**GIVEN DATA:**
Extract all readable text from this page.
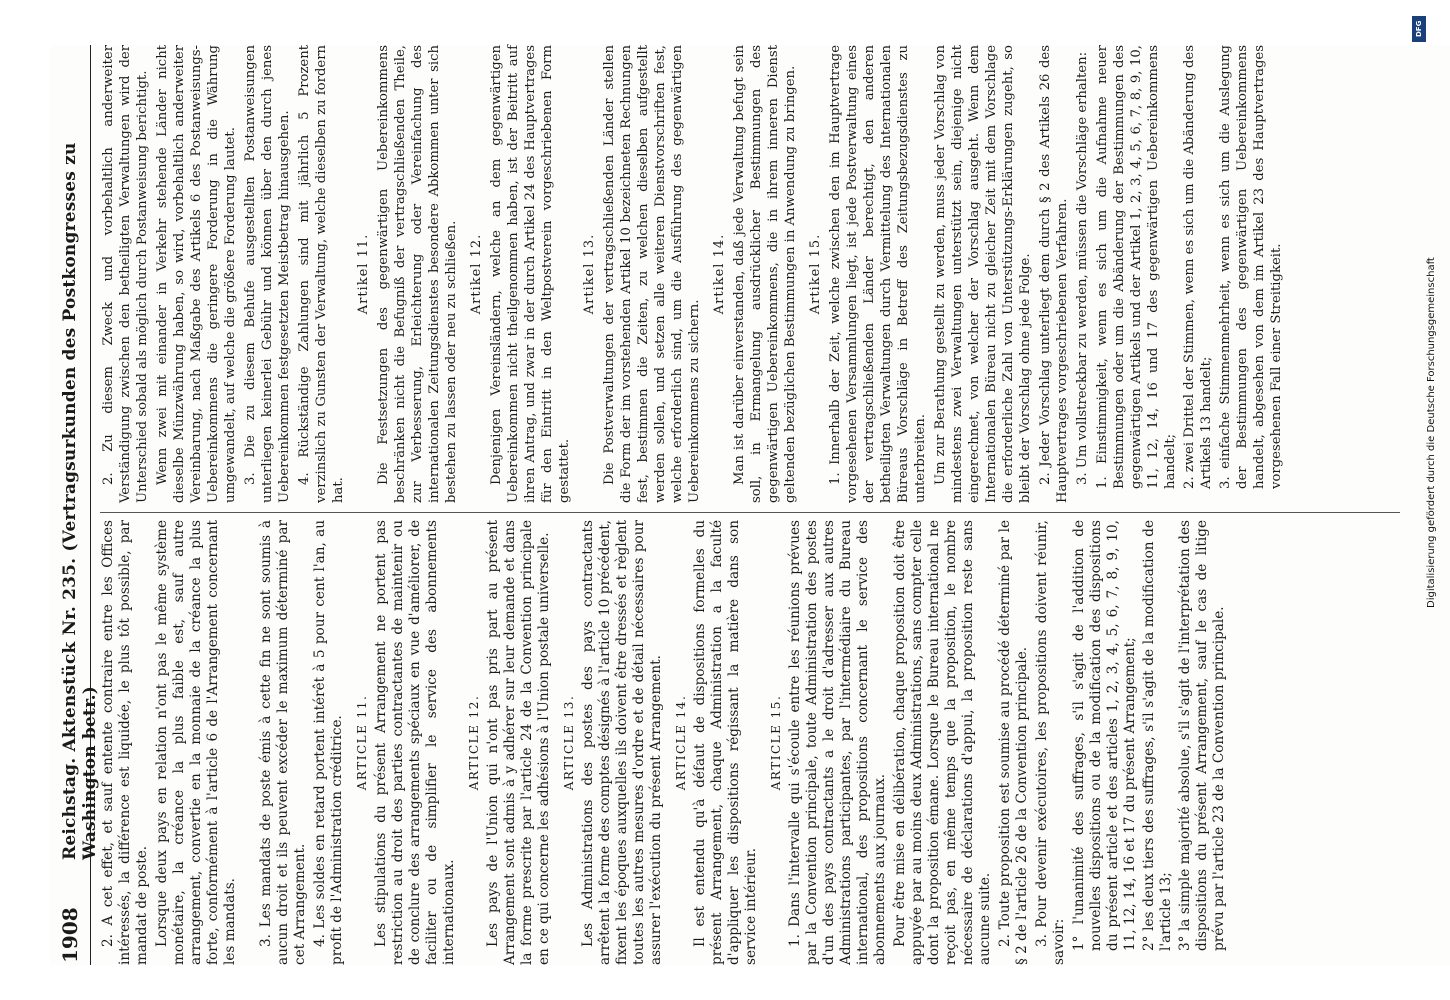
1908
Reichstag. Aktenstück Nr. 235. (Vertragsurkunden des Postkongresses zu Washington betr.) 2. A cet effet, et sauf entente contraire entre les Offices intéressés, la différence est liquidée, le plus tôt possible, par mandat de poste. Lorsque deux pays en relation n'ont pas le même système monétaire, la créance la plus faible est, sauf autre arrangement, convertie en la monnaie de la créance la plus forte, conformément à l'article 6 de l'Arrangement concernant les mandats. 3. Les mandats de poste émis à cette fin ne sont soumis à aucun droit et ils peuvent excéder le maximum déterminé par cet Arrangement. 4. Les soldes en retard portent intérêt à 5 pour cent l'an, au profit de l'Administration créditrice. ARTICLE 11. Les stipulations du présent Arrangement ne portent pas restriction au droit des parties contractantes de maintenir ou de conclure des arrangements spéciaux en vue d'améliorer, de faciliter ou de simplifier le service des abonnements internationaux.

ARTICLE 12. Les pays de l'Union qui n'ont pas pris part au présent Arrangement sont admis à y adhérer sur leur demande et dans la forme prescrite par l'article 24 de la Convention principale en ce qui concerne les adhésions à l'Union postale universelle. ARTICLE 13. Les Administrations des postes des pays contractants arrêtent la forme des comptes désignés à l'article 10 précédent, fixent les époques auxquelles ils doivent être dressés et règlent toutes les autres mesures d'ordre et de détail nécessaires pour assurer l'exécution du présent Arrangement. ARTICLE 14. Il est entendu qu'à défaut de dispositions formelles du présent Arrangement, chaque Administration a la faculté d'appliquer les dispositions régissant la matière dans son service intérieur.

ARTICLE 15. 1. Dans l'intervalle qui s'écoule entre les réunions prévues par la Convention principale, toute Administration des postes d'un des pays contractants a le droit d'adresser aux autres Administrations participantes, par l'intermédiaire du Bureau international, des propositions concernant le service des abonnements aux journaux. Pour être mise en délibération, chaque proposition doit être appuyée par au moins deux Administrations, sans compter celle dont la proposition émane. Lorsque le Bureau international ne reçoit pas, en même temps que la proposition, le nombre nécessaire de déclarations d'appui, la proposition reste sans aucune suite. 2. Toute proposition est soumise au procédé déterminé par le § 2 de l'article 26 de la Convention principale. 3. Pour devenir exécutoires, les propositions doivent réunir, savoir: 1° l'unanimité des suffrages, s'il s'agit de l'addition de nouvelles dispositions ou de la modification des dispositions du présent article et des articles 1, 2, 3, 4, 5, 6, 7, 8, 9, 10, 11, 12, 14, 16 et 17 du présent Arrangement; 2° les deux tiers des suffrages, s'il s'agit de la modification de l'article 13; 3° la simple majorité absolue, s'il s'agit de l'interprétation des dispositions du présent Arrangement, sauf le cas de litige prévu par l'article 23 de la Convention principale.

2. Zu diesem Zweck und vorbehaltlich anderweiter Verständigung zwischen den betheiligten Verwaltungen wird der Unterschied sobald als möglich durch Postanweisung berichtigt. Wenn zwei mit einander in Verkehr stehende Länder nicht dieselbe Münzwährung haben, so wird, vorbehaltlich anderweiter Vereinbarung, nach Maßgabe des Artikels 6 des Postanweisungs-Uebereinkommens die geringere Forderung in die Währung umgewandelt, auf welche die größere Forderung lautet. 3. Die zu diesem Behufe ausgestellten Postanweisungen unterliegen keinerlei Gebühr und können über den durch jenes Uebereinkommen festgesetzten Meistbetrag hinausgehen. 4. Rückständige Zahlungen sind mit jährlich 5 Prozent verzinslich zu Gunsten der Verwaltung, welche dieselben zu fordern hat.

Artikel 11. Die Festsetzungen des gegenwärtigen Uebereinkommens beschränken nicht die Befugniß der vertragschließenden Theile, zur Verbesserung, Erleichterung oder Vereinfachung des internationalen Zeitungsdienstes besondere Abkommen unter sich bestehen zu lassen oder neu zu schließen. Artikel 12. Denjenigen Vereinsländern, welche an dem gegenwärtigen Uebereinkommen nicht theilgenommen haben, ist der Beitritt auf ihren Antrag, und zwar in der durch Artikel 24 des Hauptvertrages für den Eintritt in den Weltpostverein vorgeschriebenen Form gestattet.

Artikel 13. Die Postverwaltungen der vertragschließenden Länder stellen die Form der im vorstehenden Artikel 10 bezeichneten Rechnungen fest, bestimmen die Zeiten, zu welchen dieselben aufgestellt werden sollen, und setzen alle weiteren Dienstvorschriften fest, welche erforderlich sind, um die Ausführung des gegenwärtigen Uebereinkommens zu sichern.

Artikel 14. Man ist darüber einverstanden, daß jede Verwaltung befugt sein soll, in Ermangelung ausdrücklicher Bestimmungen des gegenwärtigen Uebereinkommens, die in ihrem inneren Dienst geltenden bezüglichen Bestimmungen in Anwendung zu bringen. Artikel 15. 1. Innerhalb der Zeit, welche zwischen den im Hauptvertrage vorgesehenen Versammlungen liegt, ist jede Postverwaltung eines der vertragschließenden Länder berechtigt, den anderen betheiligten Verwaltungen durch Vermittelung des Internationalen Büreaus Vorschläge in Betreff des Zeitungsbezugsdienstes zu unterbreiten. Um zur Berathung gestellt zu werden, muss jeder Vorschlag von mindestens zwei Verwaltungen unterstützt sein, diejenige nicht eingerechnet, von welcher der Vorschlag ausgeht. Wenn dem Internationalen Büreau nicht zu gleicher Zeit mit dem Vorschlage die erforderliche Zahl von Unterstützungs-Erklärungen zugeht, so bleibt der Vorschlag ohne jede Folge. 2. Jeder Vorschlag unterliegt dem durch § 2 des Artikels 26 des Hauptvertrages vorgeschriebenen Verfahren. 3. Um vollstreckbar zu werden, müssen die Vorschläge erhalten: 1. Einstimmigkeit, wenn es sich um die Aufnahme neuer Bestimmungen oder um die Abänderung der Bestimmungen des gegenwärtigen Artikels und der Artikel 1, 2, 3, 4, 5, 6, 7, 8, 9, 10, 11, 12, 14, 16 und 17 des gegenwärtigen Uebereinkommens handelt; 2. zwei Drittel der Stimmen, wenn es sich um die Abänderung des Artikels 13 handelt; 3. einfache Stimmenmehrheit, wenn es sich um die Auslegung der Bestimmungen des gegenwärtigen Uebereinkommens handelt, abgesehen von dem im Artikel 23 des Hauptvertrages vorgesehenen Fall einer Streitigkeit.
DFG
Digitalisierung gefördert durch die Deutsche Forschungsgemeinschaft
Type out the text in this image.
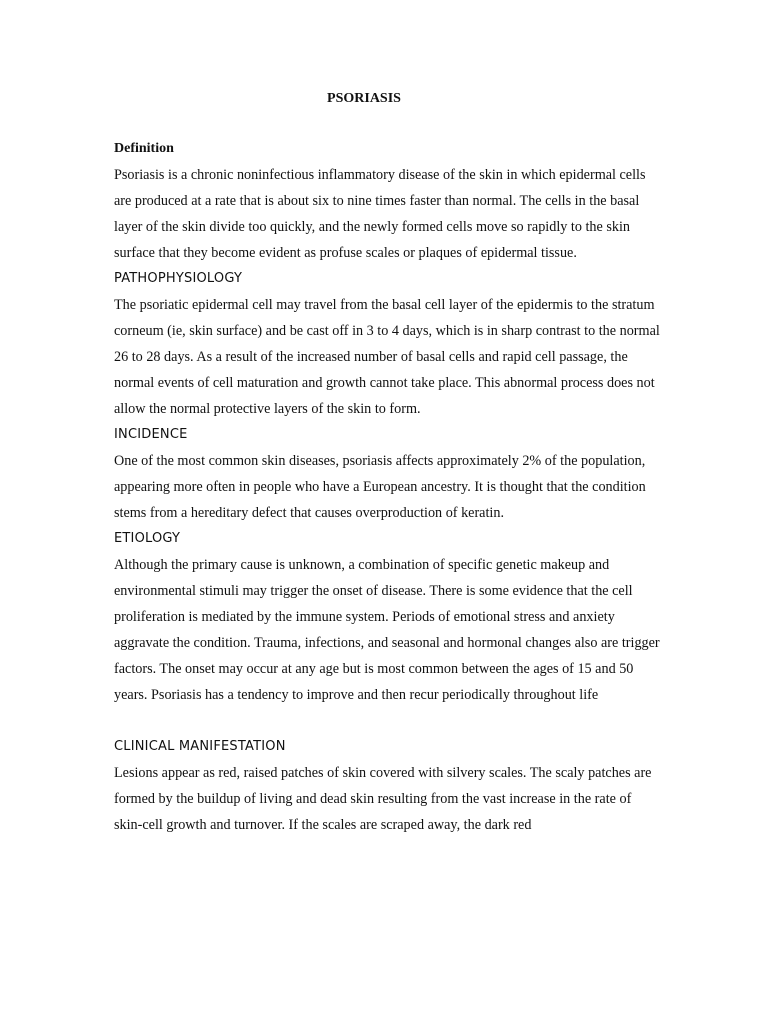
PSORIASIS

Definition

Psoriasis is a chronic noninfectious inflammatory disease of the skin in which epidermal cells are produced at a rate that is about six to nine times faster than normal. The cells in the basal layer of the skin divide too quickly, and the newly formed cells move so rapidly to the skin surface that they become evident as profuse scales or plaques of epidermal tissue.

PATHOPHYSIOLOGY

The psoriatic epidermal cell may travel from the basal cell layer of the epidermis to the stratum corneum (ie, skin surface) and be cast off in 3 to 4 days, which is in sharp contrast to the normal 26 to 28 days. As a result of the increased number of basal cells and rapid cell passage, the normal events of cell maturation and growth cannot take place. This abnormal process does not allow the normal protective layers of the skin to form.

INCIDENCE

One of the most common skin diseases, psoriasis affects approximately 2% of the population, appearing more often in people who have a European ancestry. It is thought that the condition stems from a hereditary defect that causes overproduction of keratin.

ETIOLOGY

Although the primary cause is unknown, a combination of specific genetic makeup and environmental stimuli may trigger the onset of disease. There is some evidence that the cell proliferation is mediated by the immune system. Periods of emotional stress and anxiety aggravate the condition. Trauma, infections, and seasonal and hormonal changes also are trigger factors. The onset may occur at any age but is most common between the ages of 15 and 50 years. Psoriasis has a tendency to improve and then recur periodically throughout life

CLINICAL MANIFESTATION

Lesions appear as red, raised patches of skin covered with silvery scales. The scaly patches are formed by the buildup of living and dead skin resulting from the vast increase in the rate of skin-cell growth and turnover. If the scales are scraped away, the dark red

**WHAT TO PRODUCE:**
Wherever a line of the data above contains "skin", copy that line.

**RESULT OF THIS EXERCISE:**
Psoriasis is a chronic noninfectious inflammatory disease of the skin in which epidermal cells are produced at a rate that is about six to nine times faster than normal. The cells in the basal layer of the skin divide too quickly, and the newly formed cells move so rapidly to the skin surface that they become evident as profuse scales or plaques of epidermal tissue.
The psoriatic epidermal cell may travel from the basal cell layer of the epidermis to the stratum corneum (ie, skin surface) and be cast off in 3 to 4 days, which is in sharp contrast to the normal 26 to 28 days. As a result of the increased number of basal cells and rapid cell passage, the normal events of cell maturation and growth cannot take place. This abnormal process does not allow the normal protective layers of the skin to form.
One of the most common skin diseases, psoriasis affects approximately 2% of the population, appearing more often in people who have a European ancestry. It is thought that the condition stems from a hereditary defect that causes overproduction of keratin.
Lesions appear as red, raised patches of skin covered with silvery scales. The scaly patches are formed by the buildup of living and dead skin resulting from the vast increase in the rate of skin-cell growth and turnover. If the scales are scraped away, the dark red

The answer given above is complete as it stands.